List of tasks:
• 1. Using the Independence Day essay, answer the following:
(a) How many years of independence does the essay mention?
(b) At least what share of the world's poverty does the essay say the country contributes?
(c) Which institutions does the essay describe as mostly languishing in a condition of gross inertia?
• 2. Render this sentence from the Independence Day essay in Spanish: "There is no talk of development, health, sanitation or even for that matter education."
• 3. Carry on the Independence Day essay from its final sentence, adding one paragraph in the same formal register.

Passage given:
Articles

The Memory Of Independence Day

By Ananya Guha

 Considering America has a history of about 240 years and Great Britain of course almost since primordial times an independence of 69 years, perhaps is still a situation which is nascent. But with every August 15th there are murmurs, as to how the nation has ‘ progressed ‘, whether the Indian experiment as some  would call it, is still continuing or not. Economic progress is largely seen in numbers, in statistical terms, growth rate and scales of economies. That the country contributes to say the least  80% of the world’s poverty is looked at with askance. The Below Poverty Line ( BPL to be precise) are card holders, at least so they say, access to free ration. In antithesis we have the pontificating  IPL  card holders whose vocation is more for the celluloid. The cleavage between the corruptible wealthy and the abysmally poor does not figure in our scale of economies, or how stagnant the economy has become, in putrefaction. There is no talk of development, health, sanitation or even for that matter education. That, education and literacy as adjuncts are one or two of the founts of education is a misplaced thought. There is very rightly talk of skills and vocational education but school boards must give an uniformity to this, by re distributing the concept in all schools and put precept into practice. In this manner the hiatus in the  unorganised sector can be attenuated. This needs working out a detailed and cohesive blue print to be implemented in every state, with the help of the ITIs which are mostly languishing in condition of gross inertia.

[Entries for annotated elements]
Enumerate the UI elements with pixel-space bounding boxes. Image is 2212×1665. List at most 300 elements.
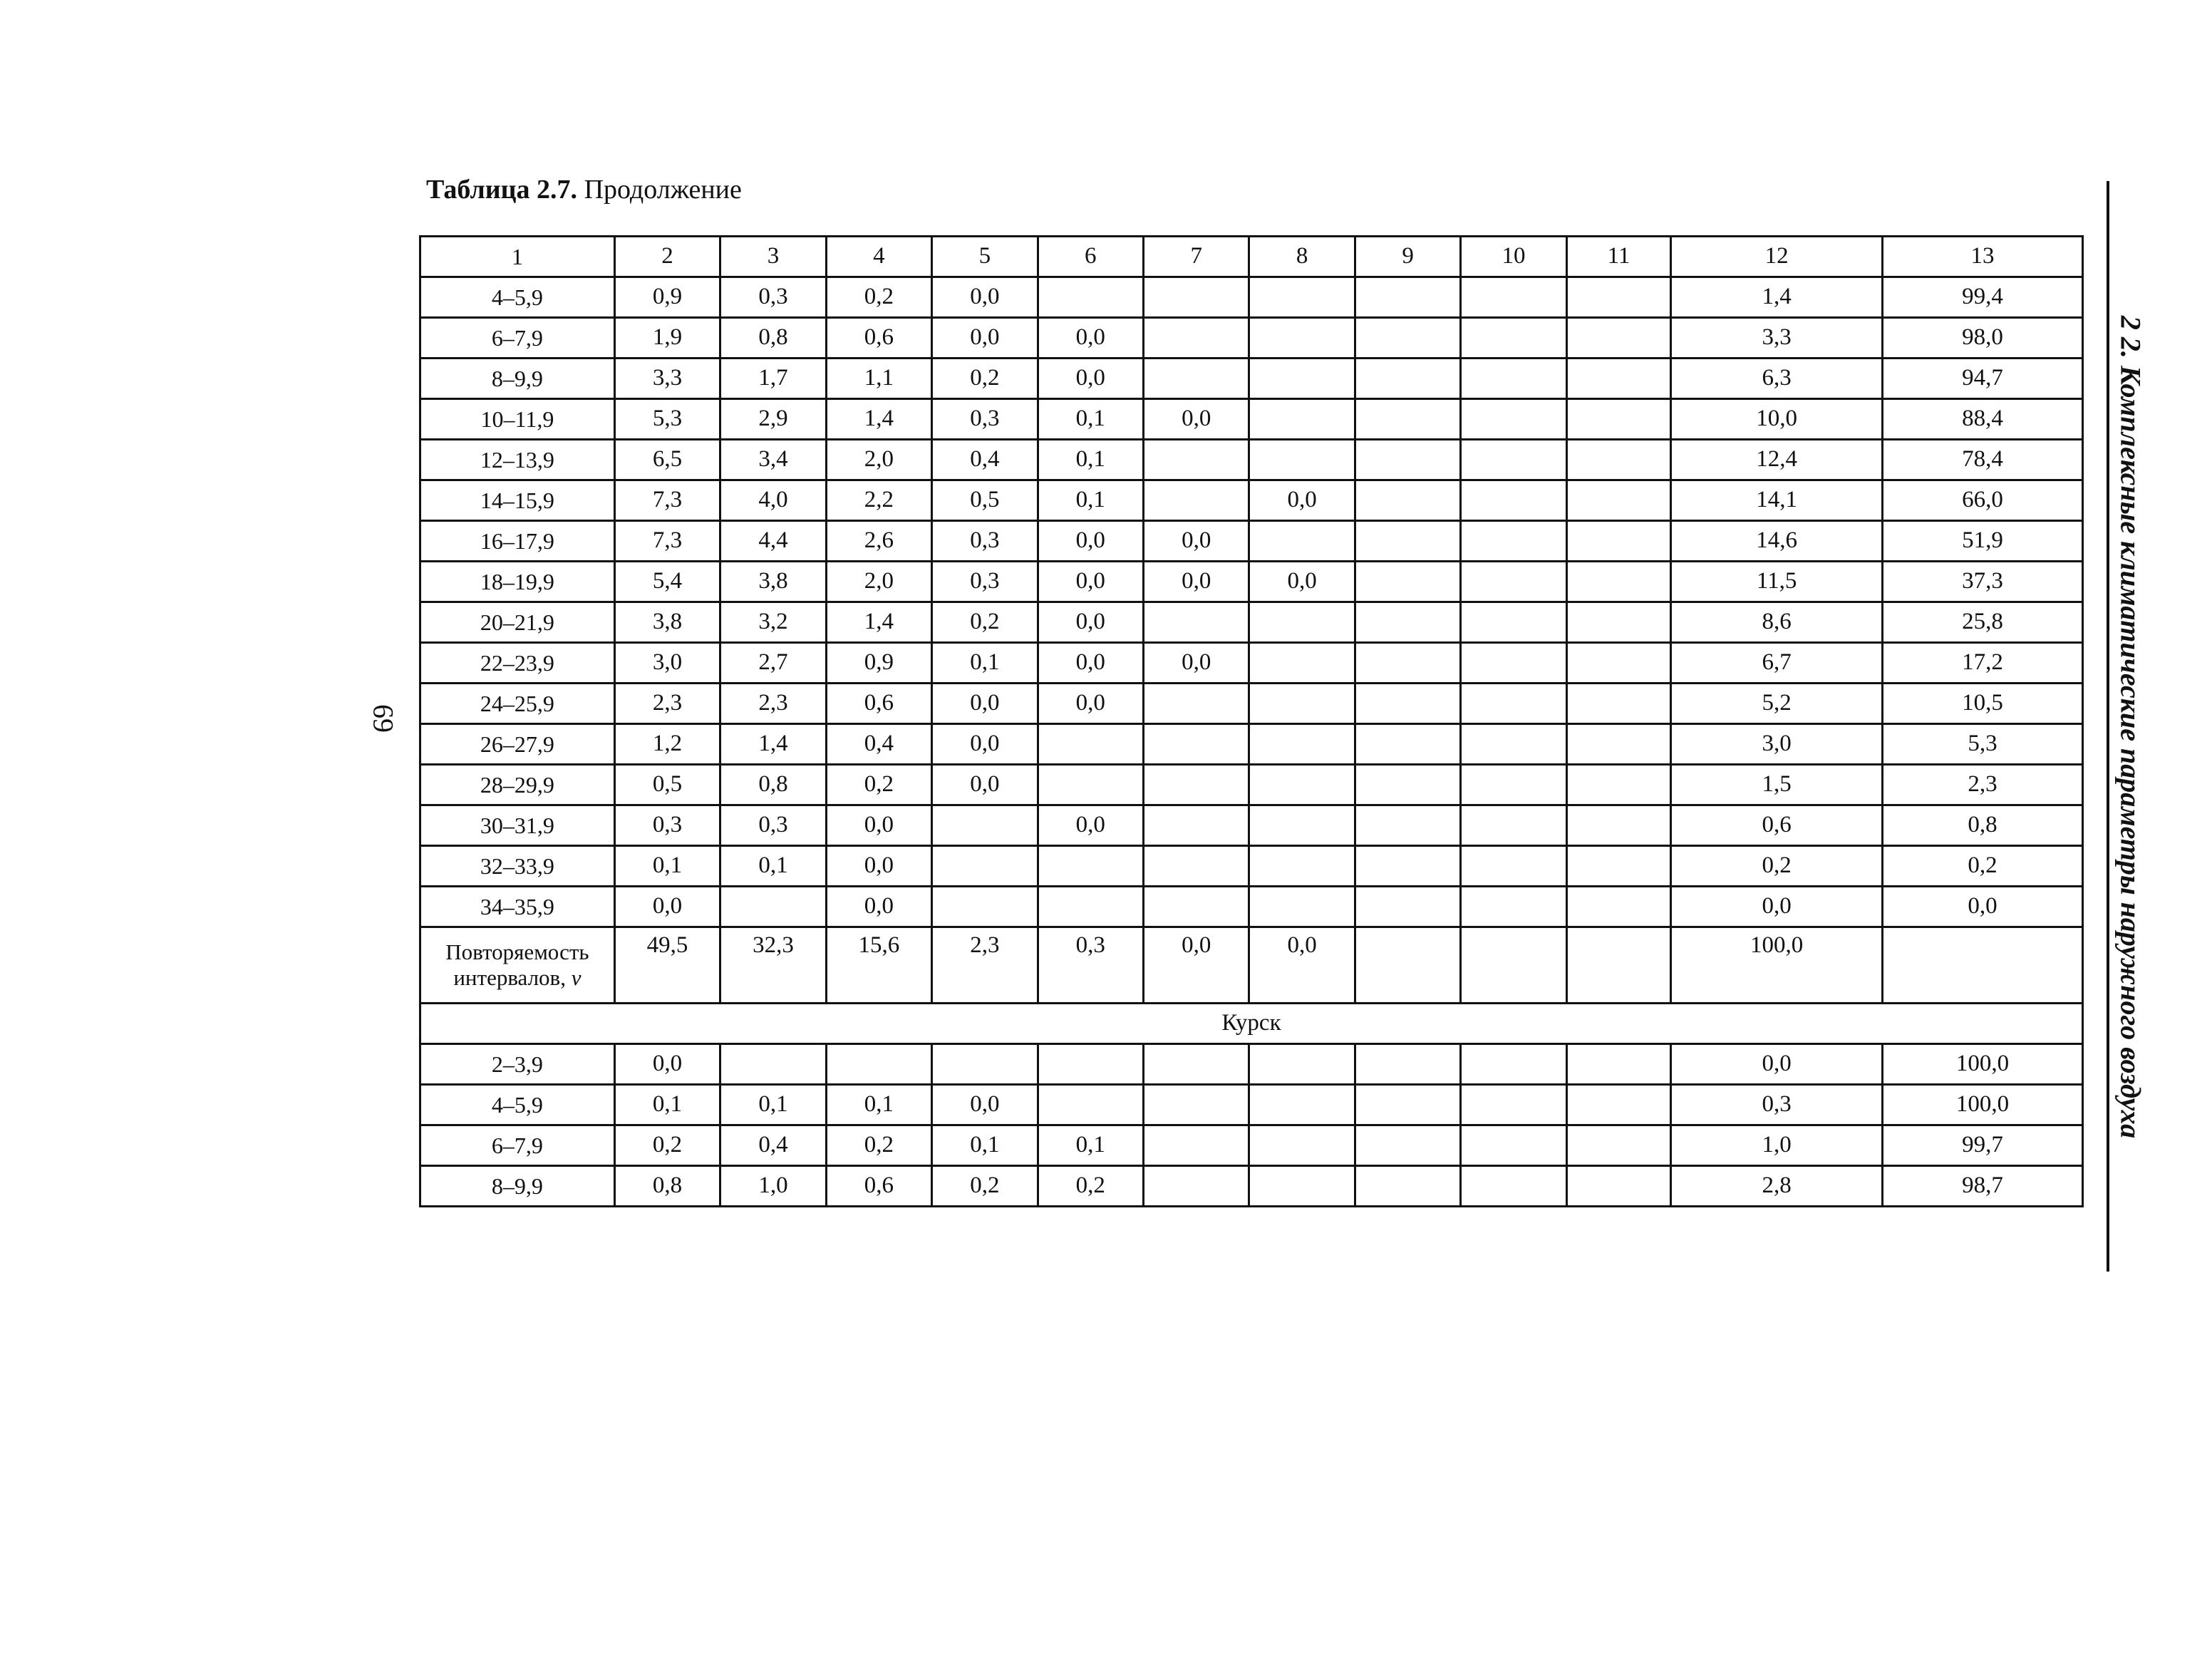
table-row	[420, 887, 2083, 927]
table-cell	[1461, 359, 1566, 399]
table-cell: 0,0	[1038, 684, 1143, 724]
table-cell: 25,8	[1883, 602, 2083, 643]
table-cell: 4–5,9	[420, 277, 615, 318]
table-cell: 3,3	[614, 359, 720, 399]
table-cell: 1,2	[614, 724, 720, 765]
table-cell: 6,5	[614, 440, 720, 480]
table-cell	[1038, 1044, 1143, 1085]
table-cell: 0,0	[1144, 399, 1249, 440]
table-cell	[1355, 765, 1460, 805]
table-row	[420, 765, 2083, 805]
table-cell: 100,0	[1883, 1044, 2083, 1085]
table-cell: 0,1	[1038, 1125, 1143, 1166]
table-cell: 4	[826, 237, 931, 277]
table-cell: 2	[614, 237, 720, 277]
table-cell: 0,0	[932, 765, 1038, 805]
table-cell	[1355, 805, 1460, 846]
table-cell: 8,6	[1671, 602, 1883, 643]
table-cell	[1461, 643, 1566, 684]
table-cell	[1883, 927, 2083, 1004]
table-cell	[1461, 602, 1566, 643]
table-cell	[1566, 805, 1670, 846]
table-cell: 88,4	[1883, 399, 2083, 440]
table-cell: 1	[420, 237, 615, 277]
table-cell: 2,7	[720, 643, 826, 684]
table-cell	[1249, 521, 1355, 562]
table-cell: 78,4	[1883, 440, 2083, 480]
table-row	[420, 521, 2083, 562]
table-cell	[1144, 724, 1249, 765]
table-cell: 34–35,9	[420, 887, 615, 927]
table-cell: 17,2	[1883, 643, 2083, 684]
table-cell: 3,0	[614, 643, 720, 684]
table-cell: 1,5	[1671, 765, 1883, 805]
table-cell	[1144, 602, 1249, 643]
table-cell	[1566, 521, 1670, 562]
table-cell: 0,5	[614, 765, 720, 805]
table-cell	[1355, 399, 1460, 440]
table-cell	[1144, 887, 1249, 927]
table-cell	[1566, 927, 1670, 1004]
table-cell: 7,3	[614, 480, 720, 521]
table-cell: 0,1	[614, 846, 720, 887]
table-cell: 3,4	[720, 440, 826, 480]
table-cell: 4–5,9	[420, 1085, 615, 1125]
table-cell	[1355, 927, 1460, 1004]
table-cell	[1038, 846, 1143, 887]
table-cell: 10	[1461, 237, 1566, 277]
table-cell	[932, 887, 1038, 927]
table-cell	[1566, 643, 1670, 684]
table-row	[420, 846, 2083, 887]
table-cell: 0,6	[826, 684, 931, 724]
table-cell: 26–27,9	[420, 724, 615, 765]
table-cell	[1461, 562, 1566, 602]
table-cell	[1144, 318, 1249, 359]
table-cell: 3,0	[1671, 724, 1883, 765]
table-cell: 8	[1249, 237, 1355, 277]
table-cell: 2,8	[1671, 1166, 1883, 1207]
table-cell	[1249, 643, 1355, 684]
table-cell: 13	[1883, 237, 2083, 277]
table-cell: 10–11,9	[420, 399, 615, 440]
table-cell	[1461, 887, 1566, 927]
table-row	[420, 805, 2083, 846]
table-cell	[1566, 887, 1670, 927]
table-cell: 0,6	[826, 1166, 931, 1207]
table-cell	[1461, 480, 1566, 521]
table-cell	[1144, 1125, 1249, 1166]
table-cell: 0,8	[720, 318, 826, 359]
table-cell: 0,2	[614, 1125, 720, 1166]
table-cell	[1461, 1125, 1566, 1166]
data-table	[419, 235, 2084, 1207]
table-cell: 3,8	[614, 602, 720, 643]
table-row	[420, 684, 2083, 724]
table-cell: 37,3	[1883, 562, 2083, 602]
table-cell: 1,0	[720, 1166, 826, 1207]
table-cell: 0,0	[1249, 480, 1355, 521]
table-cell: 0,1	[720, 846, 826, 887]
table-cell: 0,0	[1883, 887, 2083, 927]
table-cell	[1249, 440, 1355, 480]
table-row	[420, 1044, 2083, 1085]
table-cell: 0,1	[1038, 480, 1143, 521]
page-number: 69	[367, 704, 400, 733]
table-cell: 4,0	[720, 480, 826, 521]
table-cell	[1249, 1085, 1355, 1125]
table-cell: 99,7	[1883, 1125, 2083, 1166]
table-cell: 6	[1038, 237, 1143, 277]
table-cell: 0,0	[1671, 1044, 1883, 1085]
table-summary-row	[420, 927, 2083, 1004]
table-cell	[1038, 887, 1143, 927]
table-cell: 6,3	[1671, 359, 1883, 399]
table-cell: 18–19,9	[420, 562, 615, 602]
table-cell: 0,2	[1883, 846, 2083, 887]
table-cell	[1144, 846, 1249, 887]
table-cell: 32,3	[720, 927, 826, 1004]
table-cell: 0,2	[932, 1166, 1038, 1207]
table-cell: 5,3	[614, 399, 720, 440]
table-cell	[1355, 887, 1460, 927]
table-row	[420, 643, 2083, 684]
table-cell: 0,0	[826, 805, 931, 846]
table-cell: 0,4	[720, 1125, 826, 1166]
table-cell: 5,4	[614, 562, 720, 602]
table-cell: 0,2	[826, 765, 931, 805]
table-cell	[1461, 927, 1566, 1004]
summary-label-line1: Повторяемость	[445, 939, 589, 965]
table-cell	[1144, 480, 1249, 521]
table-cell: 15,6	[826, 927, 931, 1004]
table-cell	[1461, 684, 1566, 724]
table-cell: 2,2	[826, 480, 931, 521]
table-cell: 5,2	[1671, 684, 1883, 724]
table-cell: 0,3	[1671, 1085, 1883, 1125]
table-cell: 0,0	[1249, 927, 1355, 1004]
table-cell: 3	[720, 237, 826, 277]
table-cell	[1355, 359, 1460, 399]
table-cell: 0,1	[932, 643, 1038, 684]
table-cell: 24–25,9	[420, 684, 615, 724]
table-cell	[1461, 1044, 1566, 1085]
table-cell	[1566, 602, 1670, 643]
table-cell	[1355, 643, 1460, 684]
table-cell	[1461, 440, 1566, 480]
table-cell: 0,6	[826, 318, 931, 359]
table-cell	[1355, 277, 1460, 318]
table-cell: 1,4	[826, 602, 931, 643]
table-cell: 0,1	[720, 1085, 826, 1125]
table-cell	[932, 1044, 1038, 1085]
table-cell: 0,0	[932, 1085, 1038, 1125]
table-cell: 2,9	[720, 399, 826, 440]
table-cell	[1461, 765, 1566, 805]
table-cell	[1461, 846, 1566, 887]
table-cell: 0,0	[932, 318, 1038, 359]
table-cell: 0,0	[1038, 643, 1143, 684]
table-cell	[1144, 1166, 1249, 1207]
table-cell	[1249, 887, 1355, 927]
table-cell: 14,1	[1671, 480, 1883, 521]
table-cell: 5	[932, 237, 1038, 277]
table-cell	[932, 805, 1038, 846]
table-cell: 0,0	[932, 684, 1038, 724]
section-title-row	[420, 1004, 2083, 1044]
table-cell: 3,2	[720, 602, 826, 643]
table-cell	[1144, 277, 1249, 318]
table-cell	[1461, 521, 1566, 562]
table-cell: 16–17,9	[420, 521, 615, 562]
table-cell: 10,0	[1671, 399, 1883, 440]
table-cell	[932, 846, 1038, 887]
table-cell: 49,5	[614, 927, 720, 1004]
table-cell	[720, 887, 826, 927]
table-cell: 0,5	[932, 480, 1038, 521]
table-cell: 0,3	[1038, 927, 1143, 1004]
table-cell: 0,0	[1038, 359, 1143, 399]
table-row	[420, 1085, 2083, 1125]
table-cell: 1,1	[826, 359, 931, 399]
table-cell: 0,0	[1038, 805, 1143, 846]
table-cell	[1355, 480, 1460, 521]
table-cell	[1355, 318, 1460, 359]
table-cell: 98,7	[1883, 1166, 2083, 1207]
table-cell: 0,3	[614, 805, 720, 846]
table-cell	[1461, 399, 1566, 440]
table-cell: 11	[1566, 237, 1670, 277]
table-cell	[1038, 765, 1143, 805]
table-cell	[1461, 805, 1566, 846]
table-cell	[1038, 1085, 1143, 1125]
table-cell: 2,6	[826, 521, 931, 562]
table-cell: 0,8	[1883, 805, 2083, 846]
table-cell: 0,3	[932, 399, 1038, 440]
table-row	[420, 277, 2083, 318]
table-cell: 0,3	[720, 805, 826, 846]
table-cell: 0,3	[932, 562, 1038, 602]
table-cell: 0,8	[614, 1166, 720, 1207]
table-row	[420, 440, 2083, 480]
table-cell: 0,1	[932, 1125, 1038, 1166]
table-cell: 2,3	[614, 684, 720, 724]
table-cell: 0,4	[932, 440, 1038, 480]
table-cell: 12–13,9	[420, 440, 615, 480]
table-cell: 10,5	[1883, 684, 2083, 724]
table-cell: 3,3	[1671, 318, 1883, 359]
table-cell: 51,9	[1883, 521, 2083, 562]
table-cell	[1566, 1085, 1670, 1125]
table-cell: 0,0	[1038, 602, 1143, 643]
table-cell: 9	[1355, 237, 1460, 277]
table-cell: 12,4	[1671, 440, 1883, 480]
table-row	[420, 399, 2083, 440]
table-cell	[826, 1044, 931, 1085]
table-cell	[1249, 399, 1355, 440]
table-cell: 1,4	[1671, 277, 1883, 318]
summary-label	[420, 927, 615, 1004]
table-cell: 8–9,9	[420, 1166, 615, 1207]
table-cell: 0,9	[614, 277, 720, 318]
table-cell: 2–3,9	[420, 1044, 615, 1085]
table-cell: 1,7	[720, 359, 826, 399]
table-cell	[1355, 440, 1460, 480]
table-cell: 6–7,9	[420, 1125, 615, 1166]
table-cell: 3,8	[720, 562, 826, 602]
table-cell	[1461, 1085, 1566, 1125]
table-cell: 0,9	[826, 643, 931, 684]
table-cell	[1249, 359, 1355, 399]
table-cell	[1566, 277, 1670, 318]
summary-label-line2: интервалов,	[453, 965, 572, 990]
table-cell	[1355, 562, 1460, 602]
table-cell: 0,8	[720, 765, 826, 805]
table-cell	[1249, 1125, 1355, 1166]
table-cell	[1144, 1044, 1249, 1085]
table-cell: 0,1	[1038, 440, 1143, 480]
table-cell	[1249, 805, 1355, 846]
table-cell: 0,0	[1038, 318, 1143, 359]
table-cell: 0,3	[720, 277, 826, 318]
table-cell	[1249, 318, 1355, 359]
table-cell: 0,0	[1249, 562, 1355, 602]
table-cell	[1249, 602, 1355, 643]
table-cell	[1144, 1085, 1249, 1125]
running-head-rule	[2107, 181, 2109, 1272]
table-cell: 0,3	[932, 521, 1038, 562]
table-cell: 94,7	[1883, 359, 2083, 399]
table-cell: 12	[1671, 237, 1883, 277]
table-cell: 1,4	[720, 724, 826, 765]
table-cell: 0,0	[826, 887, 931, 927]
table-cell: 0,0	[1144, 643, 1249, 684]
table-cell: 0,0	[1144, 521, 1249, 562]
table-cell: 28–29,9	[420, 765, 615, 805]
table-cell: 0,0	[1144, 927, 1249, 1004]
table-cell	[1355, 1044, 1460, 1085]
table-row	[420, 1125, 2083, 1166]
table-cell	[1566, 480, 1670, 521]
table-cell: 2,3	[720, 684, 826, 724]
table-cell	[1144, 684, 1249, 724]
table-row	[420, 724, 2083, 765]
table-cell	[1566, 359, 1670, 399]
table-cell	[1566, 318, 1670, 359]
table-cell: 99,4	[1883, 277, 2083, 318]
table-cell	[1461, 277, 1566, 318]
table-cell	[1566, 724, 1670, 765]
table-cell: 100,0	[1883, 1085, 2083, 1125]
table-cell: 7	[1144, 237, 1249, 277]
table-cell: 22–23,9	[420, 643, 615, 684]
table-caption	[426, 174, 742, 205]
table-cell: 0,4	[826, 724, 931, 765]
table-cell	[1249, 724, 1355, 765]
table-cell	[1038, 277, 1143, 318]
table-cell: 1,0	[1671, 1125, 1883, 1166]
table-cell: 0,0	[1038, 562, 1143, 602]
table-cell: 1,9	[614, 318, 720, 359]
table-row	[420, 1166, 2083, 1207]
table-cell: 0,6	[1671, 805, 1883, 846]
table-cell: 2,3	[1883, 765, 2083, 805]
table-cell	[1249, 846, 1355, 887]
table-cell	[1566, 765, 1670, 805]
table-cell	[1566, 399, 1670, 440]
table-cell	[1566, 1166, 1670, 1207]
table-cell: 0,0	[614, 887, 720, 927]
table-row	[420, 318, 2083, 359]
table-cell	[1144, 805, 1249, 846]
table-cell: 2,3	[932, 927, 1038, 1004]
table-cell	[1355, 602, 1460, 643]
table-cell: 8–9,9	[420, 359, 615, 399]
table-cell: 0,0	[932, 724, 1038, 765]
table-cell: 1,4	[826, 399, 931, 440]
table-cell: 0,1	[614, 1085, 720, 1125]
table-cell: 0,2	[932, 359, 1038, 399]
table-cell: 0,2	[1671, 846, 1883, 887]
table-cell	[1566, 440, 1670, 480]
table-cell	[1566, 846, 1670, 887]
running-head: 2 2. Комплексные климатические параметры наружного воздуха	[2114, 315, 2147, 1139]
table-cell	[720, 1044, 826, 1085]
table-cell: 14–15,9	[420, 480, 615, 521]
table-cell: 11,5	[1671, 562, 1883, 602]
table-cell: 0,0	[614, 1044, 720, 1085]
table-cell: 0,2	[1038, 1166, 1143, 1207]
table-cell	[1144, 765, 1249, 805]
table-cell: 0,0	[826, 846, 931, 887]
table-cell	[1355, 1085, 1460, 1125]
table-cell: 14,6	[1671, 521, 1883, 562]
table-cell: 66,0	[1883, 480, 2083, 521]
table-cell	[1566, 1044, 1670, 1085]
table-cell	[1461, 724, 1566, 765]
summary-label-variable: v	[571, 965, 582, 990]
table-cell	[1566, 684, 1670, 724]
table-cell: 7,3	[614, 521, 720, 562]
table-cell: 0,0	[1038, 521, 1143, 562]
table-cell: 2,0	[826, 562, 931, 602]
table-cell	[1566, 1125, 1670, 1166]
table-cell	[1249, 277, 1355, 318]
table-cell: 0,1	[1038, 399, 1143, 440]
table-cell	[1144, 359, 1249, 399]
table-cell	[1461, 1166, 1566, 1207]
table-body	[420, 237, 2083, 1207]
table-caption-number: Таблица 2.7.	[426, 175, 578, 205]
table-cell	[1566, 562, 1670, 602]
table-cell	[1355, 684, 1460, 724]
table-cell	[1355, 846, 1460, 887]
table-row	[420, 562, 2083, 602]
table-row	[420, 359, 2083, 399]
table-row	[420, 602, 2083, 643]
table-cell	[1461, 318, 1566, 359]
table-cell	[1355, 1166, 1460, 1207]
table-cell: 0,0	[1671, 887, 1883, 927]
table-cell	[1144, 440, 1249, 480]
table-cell	[1038, 724, 1143, 765]
table-cell	[1249, 765, 1355, 805]
table-cell: 20–21,9	[420, 602, 615, 643]
table-cell	[1355, 724, 1460, 765]
table-cell: 0,2	[826, 277, 931, 318]
table-cell: 4,4	[720, 521, 826, 562]
table-cell: 0,2	[826, 1125, 931, 1166]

Answers to the problems:
• 1.
(a) 69 years
(b) 80%
(c) The ITIs

• 2. No se habla de desarrollo, de salud, de saneamiento ni, en realidad, siquiera de educación.

• 3.
 Secondly independence day only means recall- memory and ouster of foreign yoke. That is indeed true, But mere recall and extolling past virtues have  become a myth of sorts. Squarely facing the present, especially in internal matters, and especially the fact that the common man is impervious to  Indian US relations, and cares little for it, but is concerned for safety, health, and a decent living is the crux of the matter. More than being eulogistic of the past we must be alive to our insouciant present. The myth of independence day has become an archetypal symbol of our escapism. That shackles have not yet been broken in terms of slums, poverty, education for children, caste exploitation and dominance, are things which are not only a point of worry, but are reversing time and the classic  clock of History. On the one hand we pride in Information And Communication Technology, on the other we have vigilante groups of people who stalk cow herders. There are many such anachronisms in such perverse historical and social goof ups.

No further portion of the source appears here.